Bounding box entries:
* BEGIN *

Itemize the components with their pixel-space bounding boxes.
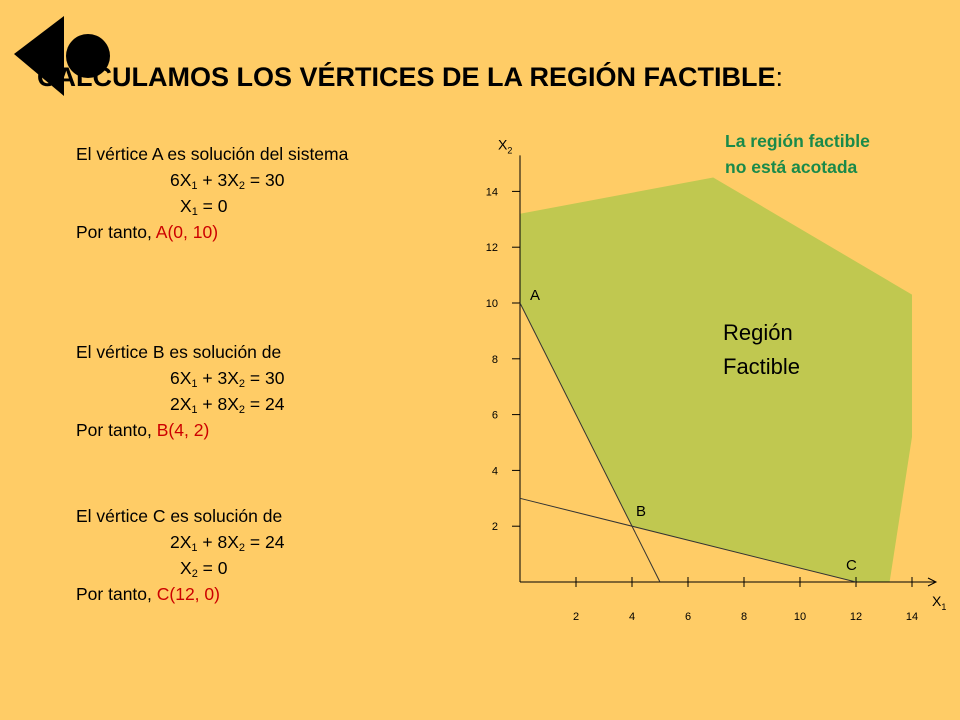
vertex-c-equation-2: X2 = 0: [180, 558, 228, 580]
vertex-c-intro: El vértice C es solución de: [76, 506, 283, 526]
x-tick-label: 12: [850, 611, 862, 623]
vertex-b-equation-2: 2X1 + 8X2 = 24: [170, 394, 285, 416]
x-axis-arrow-icon: [927, 577, 938, 587]
y-axis-title: X2: [498, 136, 512, 155]
y-tick-label: 10: [486, 298, 498, 310]
constraint-line-2: [519, 497, 857, 583]
unbounded-region-note: La región factible no está acotada: [725, 128, 870, 180]
triangle-icon: [14, 16, 64, 96]
vertex-a-intro: El vértice A es solución del sistema: [76, 144, 349, 164]
vertex-a-equation-1: 6X1 + 3X2 = 30: [170, 170, 285, 192]
x-tick-label: 10: [794, 611, 806, 623]
x-tick-label: 2: [573, 611, 579, 623]
y-tick-label: 4: [492, 465, 498, 477]
page-title: CALCULAMOS LOS VÉRTICES DE LA REGIÓN FAC…: [37, 62, 784, 92]
region-label-line-2: Factible: [723, 354, 800, 379]
y-tick-label: 2: [492, 521, 498, 533]
y-tick-label: 14: [486, 186, 498, 198]
vertex-b-explanation: El vértice B es solución de 6X1 + 3X2 = …: [76, 339, 376, 443]
vertex-b-intro: El vértice B es solución de: [76, 342, 282, 362]
note-line-2: no está acotada: [725, 157, 858, 177]
x-tick-label: 8: [741, 611, 747, 623]
vertex-b-conclusion: Por tanto, B(4, 2): [76, 420, 210, 440]
vertex-a-conclusion: Por tanto, A(0, 10): [76, 222, 219, 242]
vertex-b-result: B(4, 2): [156, 420, 210, 440]
region-label-line-1: Región: [723, 320, 793, 345]
vertex-c-explanation: El vértice C es solución de 2X1 + 8X2 = …: [76, 503, 376, 607]
note-line-1: La región factible: [725, 131, 870, 151]
vertex-label-b: B: [636, 503, 646, 520]
x-axis-title: X1: [932, 593, 946, 612]
x-tick-label: 4: [629, 611, 635, 623]
x-tick-label: 6: [685, 611, 691, 623]
feasible-region: [520, 177, 912, 582]
vertex-a-equation-2: X1 = 0: [180, 196, 228, 218]
vertex-a-result: A(0, 10): [155, 222, 219, 242]
vertex-c-result: C(12, 0): [156, 584, 220, 604]
vertex-c-equation-1: 2X1 + 8X2 = 24: [170, 532, 285, 554]
circle-icon: [66, 34, 110, 78]
y-tick-label: 12: [486, 242, 498, 254]
vertex-label-a: A: [530, 287, 540, 304]
x-tick-label: 14: [906, 611, 918, 623]
vertex-c-conclusion: Por tanto, C(12, 0): [76, 584, 220, 604]
y-tick-label: 8: [492, 354, 498, 366]
constraint-line-1: [519, 302, 661, 583]
vertex-label-c: C: [846, 557, 857, 574]
y-tick-label: 6: [492, 410, 498, 422]
vertex-a-explanation: El vértice A es solución del sistema 6X1…: [76, 141, 376, 245]
vertex-b-equation-1: 6X1 + 3X2 = 30: [170, 368, 285, 390]
back-navigation-logo[interactable]: [12, 14, 112, 98]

* END *

> [Your instructions]
Copy every line of the records above word for word, leaving out the pictures.

> [Output of the task]
Itemize the components with their pixel-space bounding boxes.
vertex-c-equation-2: X2 = 0: [180, 558, 228, 580]
vertex-c-intro: El vértice C es solución de: [76, 506, 283, 526]
x-tick-label: 12: [850, 611, 862, 623]
vertex-b-equation-2: 2X1 + 8X2 = 24: [170, 394, 285, 416]
x-axis-arrow-icon: [927, 577, 938, 587]
y-axis-title: X2: [498, 136, 512, 155]
y-tick-label: 10: [486, 298, 498, 310]
constraint-line-2: [519, 497, 857, 583]
unbounded-region-note: La región factible no está acotada: [725, 128, 870, 180]
triangle-icon: [14, 16, 64, 96]
vertex-a-intro: El vértice A es solución del sistema: [76, 144, 349, 164]
vertex-a-equation-1: 6X1 + 3X2 = 30: [170, 170, 285, 192]
x-tick-label: 10: [794, 611, 806, 623]
x-tick-label: 2: [573, 611, 579, 623]
y-tick-label: 4: [492, 465, 498, 477]
page-title: CALCULAMOS LOS VÉRTICES DE LA REGIÓN FAC…: [37, 62, 784, 92]
region-label-line-2: Factible: [723, 354, 800, 379]
y-tick-label: 2: [492, 521, 498, 533]
y-tick-label: 14: [486, 186, 498, 198]
vertex-b-explanation: El vértice B es solución de 6X1 + 3X2 = …: [76, 339, 376, 443]
vertex-b-intro: El vértice B es solución de: [76, 342, 282, 362]
note-line-2: no está acotada: [725, 157, 858, 177]
x-tick-label: 8: [741, 611, 747, 623]
vertex-b-conclusion: Por tanto, B(4, 2): [76, 420, 210, 440]
vertex-a-conclusion: Por tanto, A(0, 10): [76, 222, 219, 242]
vertex-b-result: B(4, 2): [156, 420, 210, 440]
region-label-line-1: Región: [723, 320, 793, 345]
vertex-c-explanation: El vértice C es solución de 2X1 + 8X2 = …: [76, 503, 376, 607]
note-line-1: La región factible: [725, 131, 870, 151]
vertex-label-b: B: [636, 503, 646, 520]
x-axis-title: X1: [932, 593, 946, 612]
x-tick-label: 4: [629, 611, 635, 623]
x-tick-label: 6: [685, 611, 691, 623]
feasible-region: [520, 177, 912, 582]
vertex-a-equation-2: X1 = 0: [180, 196, 228, 218]
vertex-a-result: A(0, 10): [155, 222, 219, 242]
vertex-c-result: C(12, 0): [156, 584, 220, 604]
vertex-c-equation-1: 2X1 + 8X2 = 24: [170, 532, 285, 554]
circle-icon: [66, 34, 110, 78]
y-tick-label: 12: [486, 242, 498, 254]
vertex-label-a: A: [530, 287, 540, 304]
x-tick-label: 14: [906, 611, 918, 623]
vertex-c-conclusion: Por tanto, C(12, 0): [76, 584, 220, 604]
y-tick-label: 8: [492, 354, 498, 366]
constraint-line-1: [519, 302, 661, 583]
vertex-label-c: C: [846, 557, 857, 574]
y-tick-label: 6: [492, 410, 498, 422]
vertex-a-explanation: El vértice A es solución del sistema 6X1…: [76, 141, 376, 245]
vertex-b-equation-1: 6X1 + 3X2 = 30: [170, 368, 285, 390]
back-navigation-logo[interactable]: [12, 14, 112, 98]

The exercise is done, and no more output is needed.